TASK DIRECTIONS: Please determine how many lines of the material include the word "color", and respond with nothing but that number.

+++

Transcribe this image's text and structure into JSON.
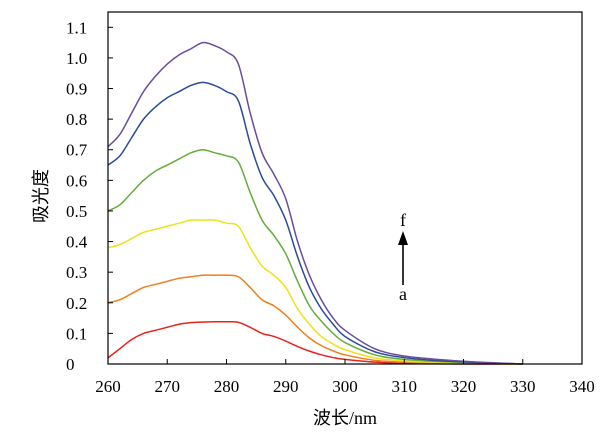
{
  "chart_data": {
    "type": "line",
    "xlabel": "波长/nm",
    "ylabel": "吸光度",
    "xlim": [
      260,
      340
    ],
    "ylim": [
      0,
      1.15
    ],
    "xticks": [
      "260",
      "270",
      "280",
      "290",
      "300",
      "310",
      "320",
      "330",
      "340"
    ],
    "yticks": [
      "0",
      "0.1",
      "0.2",
      "0.3",
      "0.4",
      "0.5",
      "0.6",
      "0.7",
      "0.8",
      "0.9",
      "1.0",
      "1.1"
    ],
    "grid": false,
    "legend": "none",
    "x": [
      260,
      262,
      264,
      266,
      268,
      270,
      272,
      274,
      276,
      278,
      280,
      282,
      284,
      286,
      288,
      290,
      292,
      294,
      296,
      298,
      300,
      305,
      310,
      315,
      320,
      325,
      330
    ],
    "series": [
      {
        "color": "#e5231e",
        "values": [
          0.02,
          0.05,
          0.08,
          0.1,
          0.11,
          0.12,
          0.13,
          0.135,
          0.137,
          0.138,
          0.138,
          0.136,
          0.12,
          0.1,
          0.09,
          0.075,
          0.057,
          0.042,
          0.03,
          0.021,
          0.015,
          0.006,
          0.003,
          0.001,
          0.0,
          0.0,
          0.0
        ]
      },
      {
        "color": "#ef7f1a",
        "values": [
          0.2,
          0.21,
          0.23,
          0.25,
          0.26,
          0.27,
          0.28,
          0.285,
          0.29,
          0.29,
          0.29,
          0.285,
          0.25,
          0.21,
          0.19,
          0.16,
          0.12,
          0.085,
          0.06,
          0.043,
          0.03,
          0.012,
          0.006,
          0.003,
          0.002,
          0.001,
          0.0
        ]
      },
      {
        "color": "#ece21b",
        "values": [
          0.38,
          0.39,
          0.41,
          0.43,
          0.44,
          0.45,
          0.46,
          0.47,
          0.47,
          0.47,
          0.46,
          0.45,
          0.38,
          0.32,
          0.29,
          0.25,
          0.18,
          0.13,
          0.09,
          0.065,
          0.047,
          0.02,
          0.01,
          0.006,
          0.003,
          0.001,
          0.0
        ]
      },
      {
        "color": "#63ad3a",
        "values": [
          0.5,
          0.52,
          0.56,
          0.6,
          0.63,
          0.65,
          0.67,
          0.69,
          0.7,
          0.69,
          0.68,
          0.66,
          0.56,
          0.47,
          0.42,
          0.36,
          0.27,
          0.19,
          0.14,
          0.1,
          0.07,
          0.03,
          0.015,
          0.009,
          0.005,
          0.002,
          0.0
        ]
      },
      {
        "color": "#2a4b9b",
        "values": [
          0.65,
          0.68,
          0.74,
          0.8,
          0.84,
          0.87,
          0.89,
          0.91,
          0.92,
          0.91,
          0.89,
          0.86,
          0.72,
          0.61,
          0.55,
          0.47,
          0.35,
          0.25,
          0.18,
          0.13,
          0.09,
          0.04,
          0.021,
          0.012,
          0.007,
          0.003,
          0.0
        ]
      },
      {
        "color": "#6a4c9c",
        "values": [
          0.71,
          0.75,
          0.82,
          0.89,
          0.94,
          0.98,
          1.01,
          1.03,
          1.05,
          1.04,
          1.02,
          0.98,
          0.82,
          0.69,
          0.62,
          0.54,
          0.4,
          0.29,
          0.21,
          0.15,
          0.11,
          0.05,
          0.026,
          0.016,
          0.009,
          0.004,
          0.0
        ]
      }
    ],
    "annotation": {
      "start_label": "a",
      "end_label": "f",
      "direction": "up"
    }
  }
}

+++

WRITTEN ANSWER: 6